Work to be completed: Search the material for the word "Estimate" and report each line where it turns up.

Collection entries:
** START **

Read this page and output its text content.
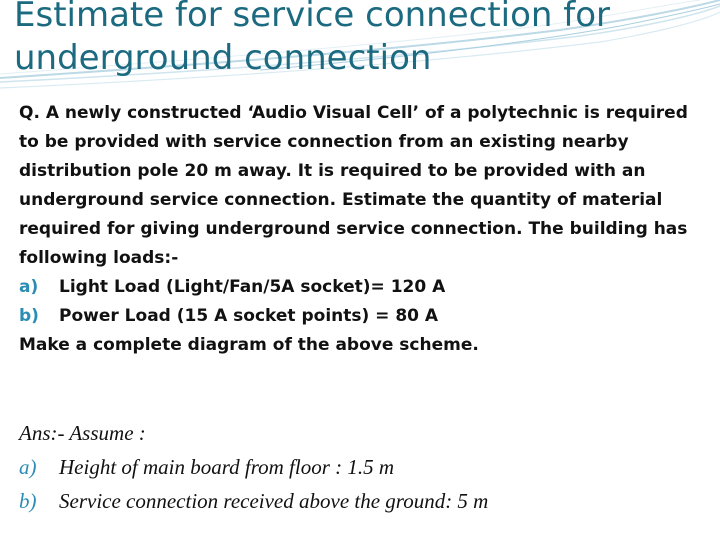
Estimate for service connection for
underground connection

Q. A newly constructed ‘Audio Visual Cell’ of a polytechnic is required to be provided with service connection from an existing nearby distribution pole 20 m away. It is required to be provided with an underground service connection. Estimate the quantity of material required for giving underground service connection. The building has following loads:-

a)	Light Load (Light/Fan/5A socket)= 120 A
b)	Power Load (15 A socket points) = 80 A

Make a complete diagram of the above scheme.

Ans:- Assume :

a)	Height of main board from floor : 1.5 m
b)	Service connection received above the ground: 5 m
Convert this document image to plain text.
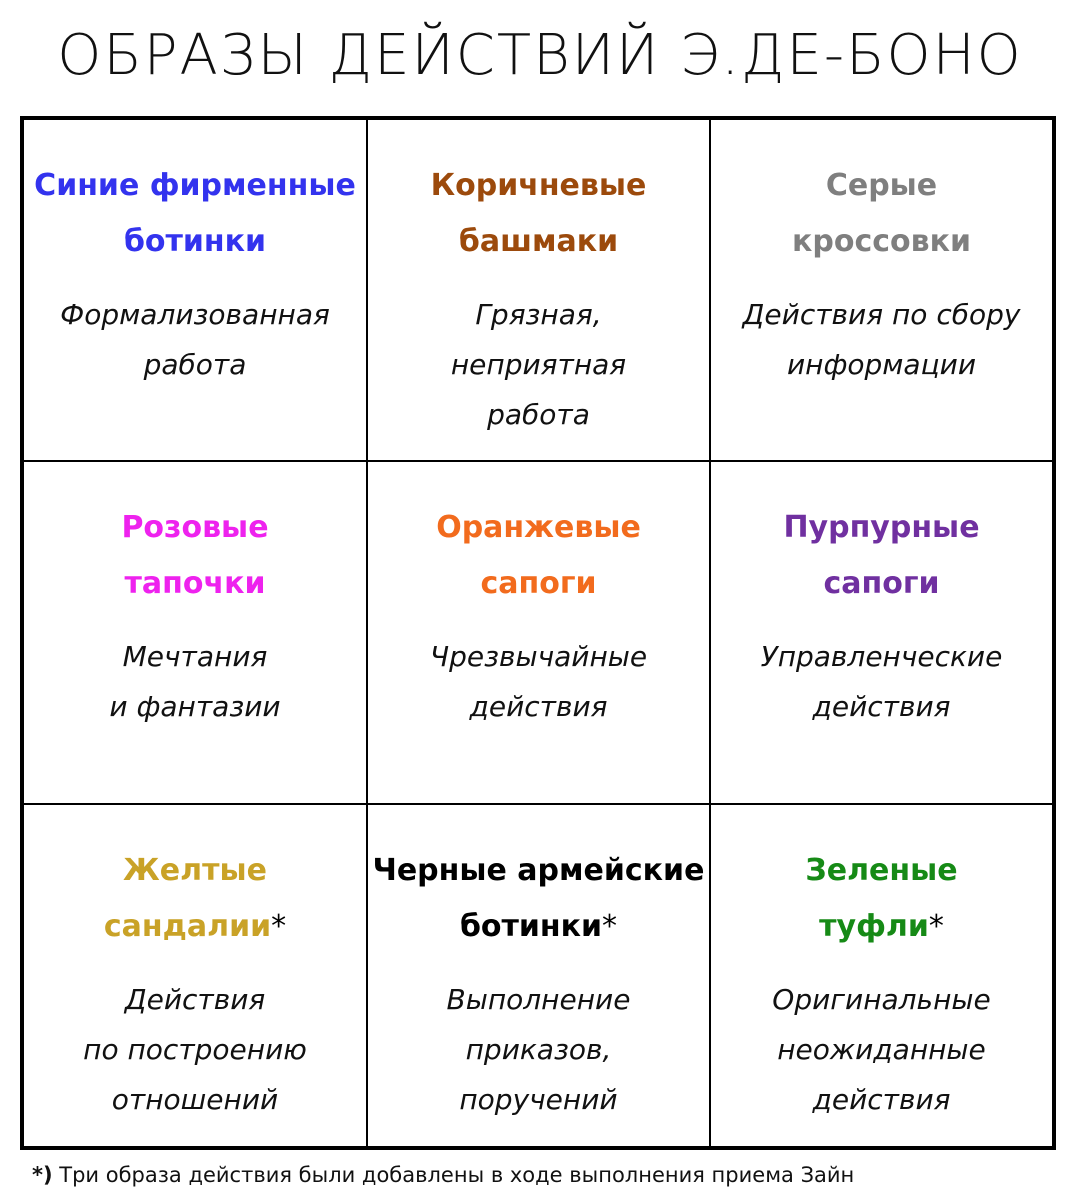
ОБРАЗЫ ДЕЙСТВИЙ Э.ДЕ-БОНО
Синие фирменные
ботинки
Формализованная
работа
Коричневые
башмаки
Грязная,
неприятная
работа
Серые
кроссовки
Действия по сбору
информации
Розовые
тапочки
Мечтания
и фантазии
Оранжевые
сапоги
Чрезвычайные
действия
Пурпурные
сапоги
Управленческие
действия
Желтые
сандалии*
Действия
по построению
отношений
Черные армейские
ботинки*
Выполнение
приказов,
поручений
Зеленые
туфли*
Оригинальные
неожиданные
действия
*) Три образа действия были добавлены в ходе выполнения приема Зайн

** END **

Task answer:
Estimate for service connection for
Q. A newly constructed ‘Audio Visual Cell’ of a polytechnic is required to be provided with service connection from an existing nearby distribution pole 20 m away. It is required to be provided with an underground service connection. Estimate the quantity of material required for giving underground service connection. The building has following loads:-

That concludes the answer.